> _What to work on_
Scan the material and copy every line in which "know" appears.

> _Records for this exercise_
■ ■ ■ ■ ■

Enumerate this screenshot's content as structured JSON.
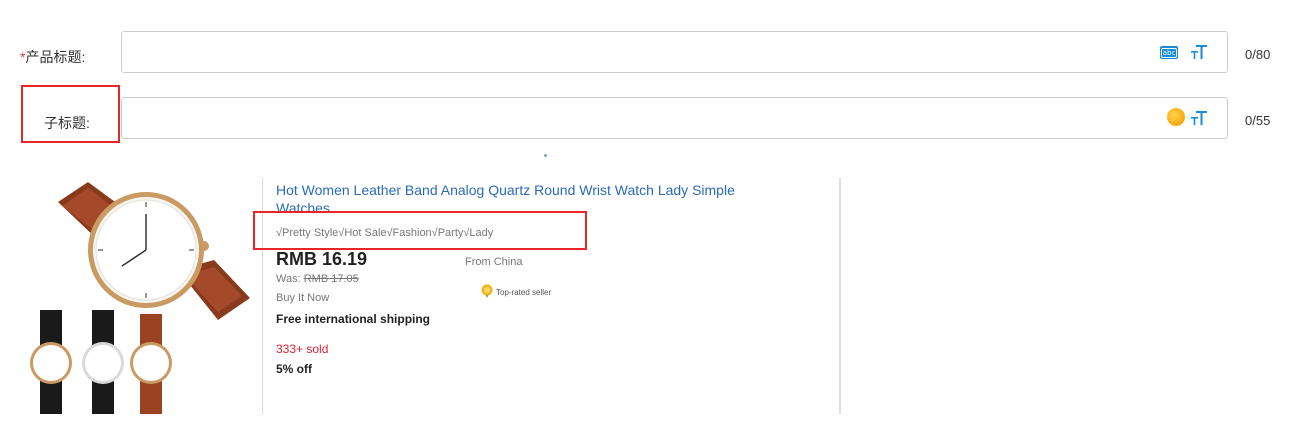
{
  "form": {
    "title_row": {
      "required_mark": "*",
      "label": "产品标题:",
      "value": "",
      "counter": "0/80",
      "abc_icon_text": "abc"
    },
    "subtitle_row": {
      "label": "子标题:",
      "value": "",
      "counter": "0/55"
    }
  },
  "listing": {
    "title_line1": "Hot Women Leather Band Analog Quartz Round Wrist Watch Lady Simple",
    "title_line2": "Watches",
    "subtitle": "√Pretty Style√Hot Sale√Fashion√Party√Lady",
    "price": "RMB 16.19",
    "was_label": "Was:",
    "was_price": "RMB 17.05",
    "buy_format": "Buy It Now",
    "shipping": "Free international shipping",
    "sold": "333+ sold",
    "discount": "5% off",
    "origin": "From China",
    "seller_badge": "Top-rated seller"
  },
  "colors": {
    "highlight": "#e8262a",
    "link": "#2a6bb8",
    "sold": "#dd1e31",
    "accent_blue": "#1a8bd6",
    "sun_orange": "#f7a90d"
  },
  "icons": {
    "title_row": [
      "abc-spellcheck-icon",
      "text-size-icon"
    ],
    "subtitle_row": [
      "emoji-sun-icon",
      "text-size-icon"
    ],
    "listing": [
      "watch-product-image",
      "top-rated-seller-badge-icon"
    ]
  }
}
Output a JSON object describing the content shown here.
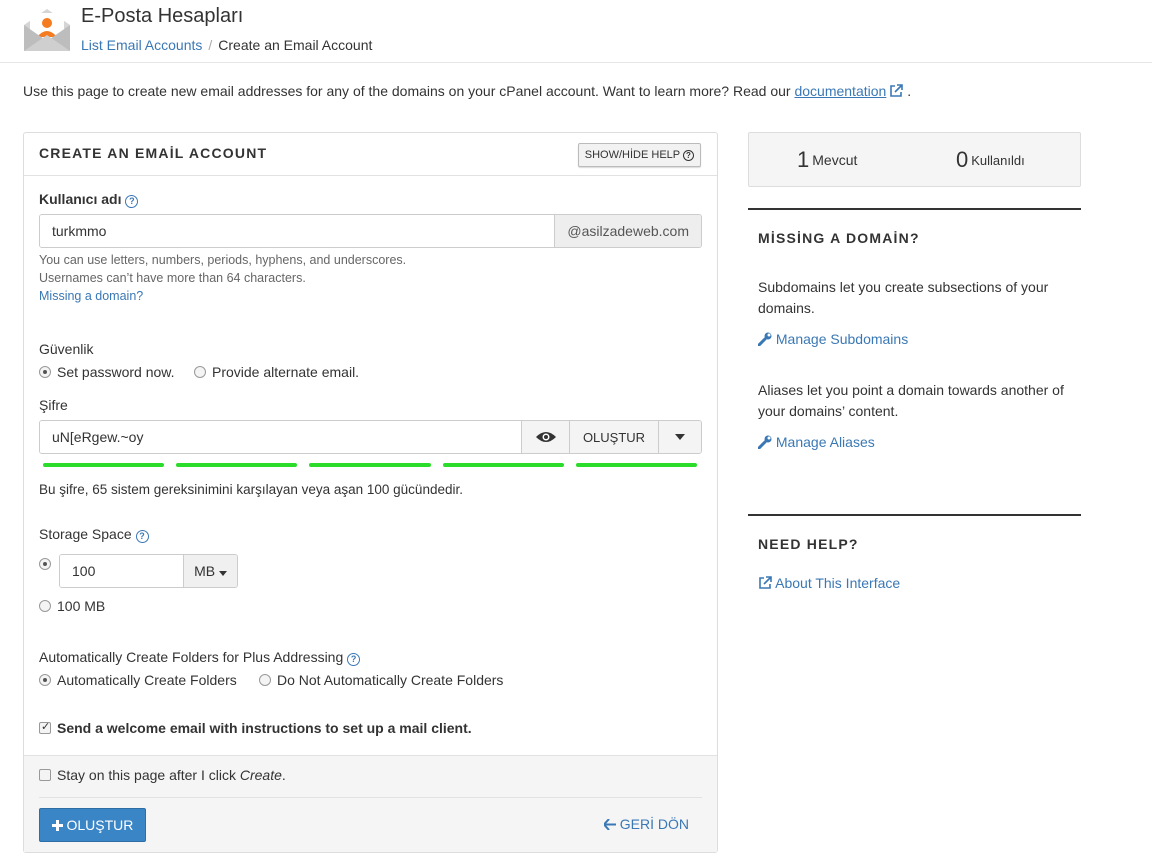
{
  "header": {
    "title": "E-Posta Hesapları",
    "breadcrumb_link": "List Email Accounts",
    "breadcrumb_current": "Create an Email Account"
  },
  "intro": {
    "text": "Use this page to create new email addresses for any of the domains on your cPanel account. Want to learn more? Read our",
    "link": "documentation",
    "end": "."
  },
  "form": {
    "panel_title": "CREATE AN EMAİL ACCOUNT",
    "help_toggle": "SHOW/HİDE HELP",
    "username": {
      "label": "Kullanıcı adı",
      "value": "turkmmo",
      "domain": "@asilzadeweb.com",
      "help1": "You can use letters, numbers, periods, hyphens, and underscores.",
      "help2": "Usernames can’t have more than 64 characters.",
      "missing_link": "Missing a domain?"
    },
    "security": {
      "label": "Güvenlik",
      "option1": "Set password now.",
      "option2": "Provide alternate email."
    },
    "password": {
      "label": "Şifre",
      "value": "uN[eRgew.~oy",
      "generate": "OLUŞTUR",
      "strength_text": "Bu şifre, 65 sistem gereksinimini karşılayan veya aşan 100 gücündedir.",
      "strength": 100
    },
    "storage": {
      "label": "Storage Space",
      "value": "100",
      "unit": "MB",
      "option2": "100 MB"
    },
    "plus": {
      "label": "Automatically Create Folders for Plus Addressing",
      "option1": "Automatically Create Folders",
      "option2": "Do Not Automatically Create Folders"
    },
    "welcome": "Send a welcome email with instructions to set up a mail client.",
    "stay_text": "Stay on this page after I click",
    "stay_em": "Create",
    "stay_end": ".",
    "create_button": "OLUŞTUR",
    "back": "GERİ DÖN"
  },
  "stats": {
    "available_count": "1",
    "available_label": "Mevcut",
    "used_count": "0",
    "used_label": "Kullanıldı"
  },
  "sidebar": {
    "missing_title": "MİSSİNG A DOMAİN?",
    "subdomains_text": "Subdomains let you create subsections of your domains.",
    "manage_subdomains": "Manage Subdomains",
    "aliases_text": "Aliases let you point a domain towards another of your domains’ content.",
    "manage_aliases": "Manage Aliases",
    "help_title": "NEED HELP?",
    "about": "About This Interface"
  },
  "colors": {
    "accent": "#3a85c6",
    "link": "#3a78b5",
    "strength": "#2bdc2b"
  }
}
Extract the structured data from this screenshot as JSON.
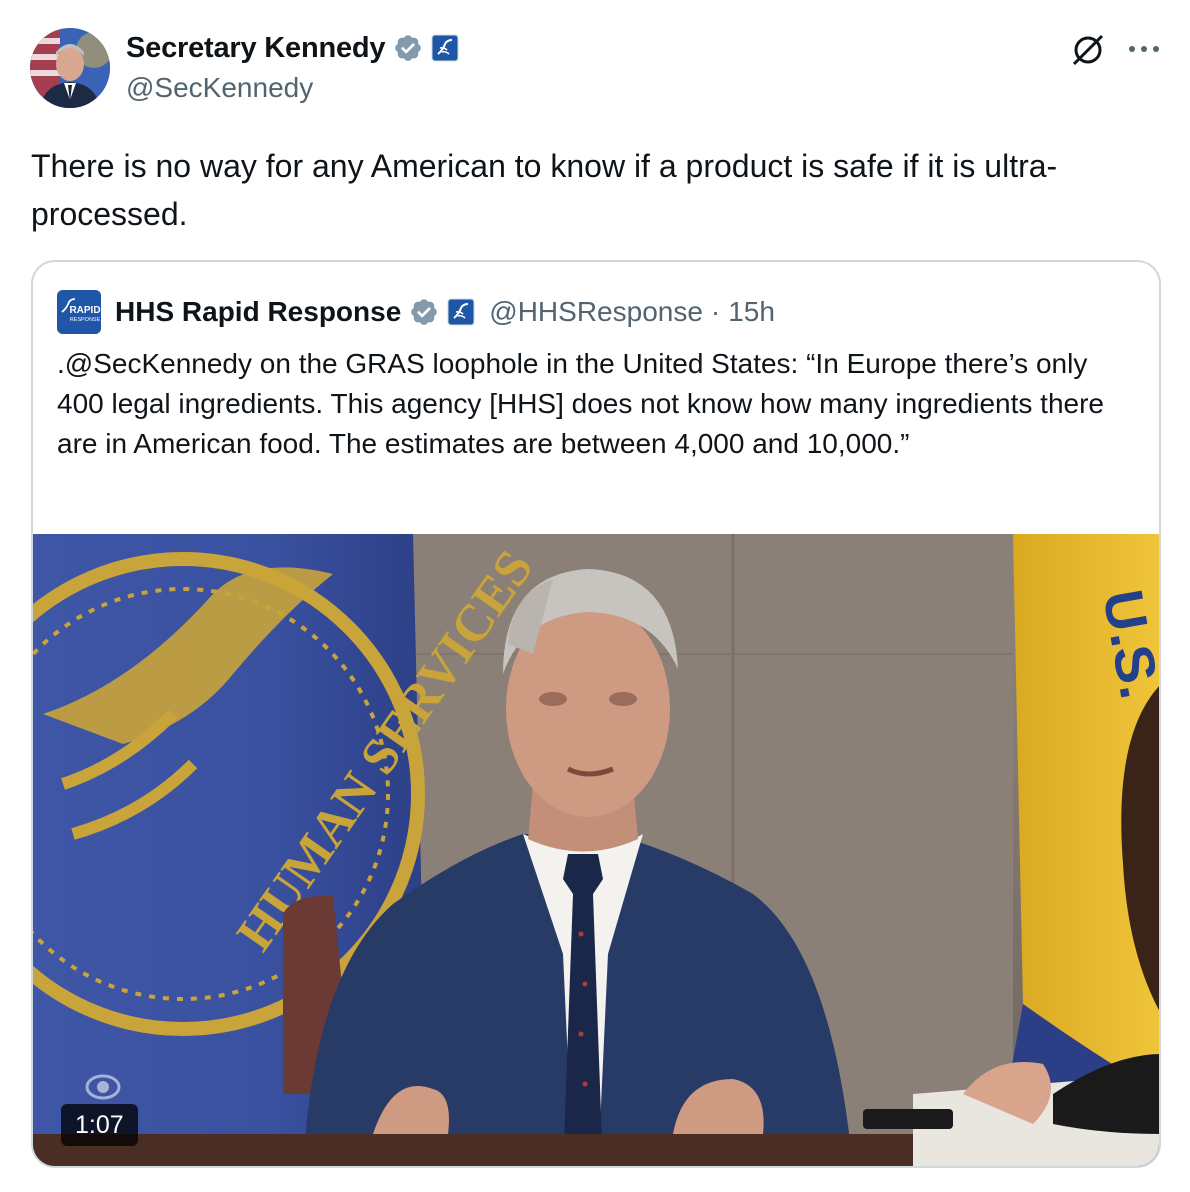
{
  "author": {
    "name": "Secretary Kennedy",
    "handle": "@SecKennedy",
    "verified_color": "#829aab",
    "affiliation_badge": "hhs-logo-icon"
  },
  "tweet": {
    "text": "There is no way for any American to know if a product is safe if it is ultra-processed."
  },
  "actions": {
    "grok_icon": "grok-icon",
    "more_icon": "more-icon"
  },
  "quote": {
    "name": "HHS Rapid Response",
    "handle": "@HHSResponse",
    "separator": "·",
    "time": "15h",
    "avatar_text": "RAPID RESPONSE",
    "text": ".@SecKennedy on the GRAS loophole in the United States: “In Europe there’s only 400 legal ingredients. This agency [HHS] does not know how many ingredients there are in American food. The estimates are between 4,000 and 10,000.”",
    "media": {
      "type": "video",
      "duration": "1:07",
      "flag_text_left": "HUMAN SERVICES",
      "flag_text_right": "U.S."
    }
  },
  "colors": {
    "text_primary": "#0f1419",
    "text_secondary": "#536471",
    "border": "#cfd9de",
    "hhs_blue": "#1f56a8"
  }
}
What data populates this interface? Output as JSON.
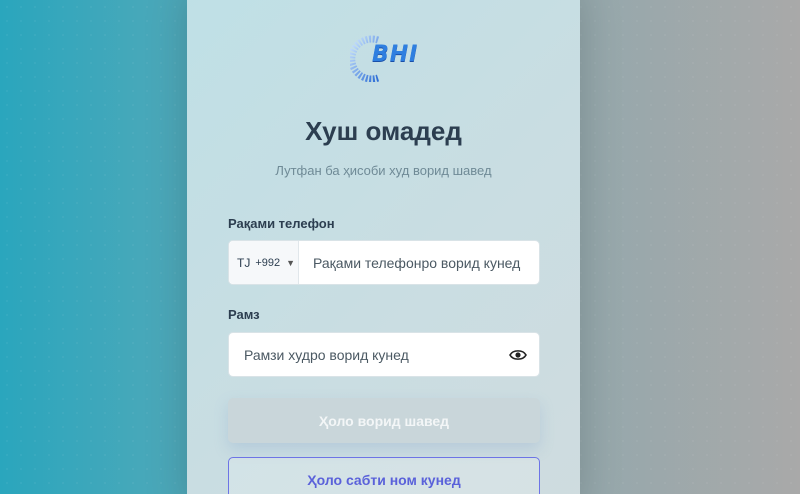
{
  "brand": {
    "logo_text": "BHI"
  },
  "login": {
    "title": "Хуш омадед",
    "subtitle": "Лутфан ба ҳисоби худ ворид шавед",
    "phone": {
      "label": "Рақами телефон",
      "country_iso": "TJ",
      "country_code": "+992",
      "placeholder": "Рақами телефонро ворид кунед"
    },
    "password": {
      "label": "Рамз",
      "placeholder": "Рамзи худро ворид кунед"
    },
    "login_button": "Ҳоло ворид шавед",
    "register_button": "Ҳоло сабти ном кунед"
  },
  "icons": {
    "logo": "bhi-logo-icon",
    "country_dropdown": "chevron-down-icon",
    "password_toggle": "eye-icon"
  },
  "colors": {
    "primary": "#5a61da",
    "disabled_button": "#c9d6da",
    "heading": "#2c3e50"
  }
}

■ ■ ■ ■ ■

> _Exercise answer_
    "text": "There is no way for any American to know if a product is safe if it is ultra-processed."
    "text": ".@SecKennedy on the GRAS loophole in the United States: “In Europe there’s only 400 legal ingredients. This agency [HHS] does not know how many ingredients there are in American food. The estimates are between 4,000 and 10,000.”",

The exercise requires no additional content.